STATED EXERCISE: Reproduce every entry exactly and leave its pictures out.

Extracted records
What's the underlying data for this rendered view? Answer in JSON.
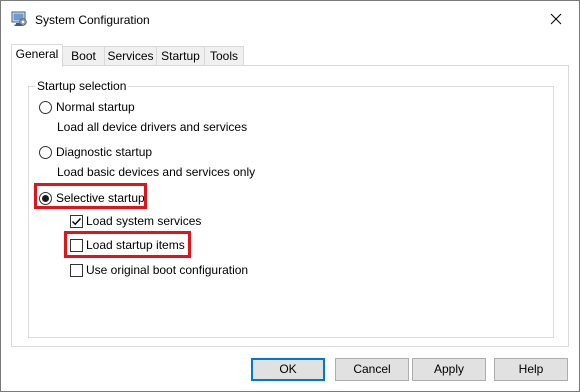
{
  "window": {
    "title": "System Configuration",
    "app_icon": "msconfig-icon",
    "close_icon": "close-icon"
  },
  "tabs": [
    {
      "label": "General",
      "active": true
    },
    {
      "label": "Boot",
      "active": false
    },
    {
      "label": "Services",
      "active": false
    },
    {
      "label": "Startup",
      "active": false
    },
    {
      "label": "Tools",
      "active": false
    }
  ],
  "startup_selection": {
    "legend": "Startup selection",
    "normal": {
      "label": "Normal startup",
      "description": "Load all device drivers and services",
      "selected": false
    },
    "diagnostic": {
      "label": "Diagnostic startup",
      "description": "Load basic devices and services only",
      "selected": false
    },
    "selective": {
      "label": "Selective startup",
      "selected": true,
      "options": {
        "load_system_services": {
          "label": "Load system services",
          "checked": true
        },
        "load_startup_items": {
          "label": "Load startup items",
          "checked": false
        },
        "use_original_boot": {
          "label": "Use original boot configuration",
          "checked": false
        }
      }
    }
  },
  "highlight_color": "#e2141a",
  "buttons": {
    "ok": "OK",
    "cancel": "Cancel",
    "apply": "Apply",
    "help": "Help"
  }
}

EXERCISE OUTPUT:
What's the underlying data for this rendered view? Answer in JSON.
{
  "window": {
    "title": "System Configuration",
    "app_icon": "msconfig-icon",
    "close_icon": "close-icon"
  },
  "tabs": [
    {
      "label": "General",
      "active": true
    },
    {
      "label": "Boot",
      "active": false
    },
    {
      "label": "Services",
      "active": false
    },
    {
      "label": "Startup",
      "active": false
    },
    {
      "label": "Tools",
      "active": false
    }
  ],
  "startup_selection": {
    "legend": "Startup selection",
    "normal": {
      "label": "Normal startup",
      "description": "Load all device drivers and services",
      "selected": false
    },
    "diagnostic": {
      "label": "Diagnostic startup",
      "description": "Load basic devices and services only",
      "selected": false
    },
    "selective": {
      "label": "Selective startup",
      "selected": true,
      "options": {
        "load_system_services": {
          "label": "Load system services",
          "checked": true
        },
        "load_startup_items": {
          "label": "Load startup items",
          "checked": false
        },
        "use_original_boot": {
          "label": "Use original boot configuration",
          "checked": false
        }
      }
    }
  },
  "highlight_color": "#e2141a",
  "buttons": {
    "ok": "OK",
    "cancel": "Cancel",
    "apply": "Apply",
    "help": "Help"
  }
}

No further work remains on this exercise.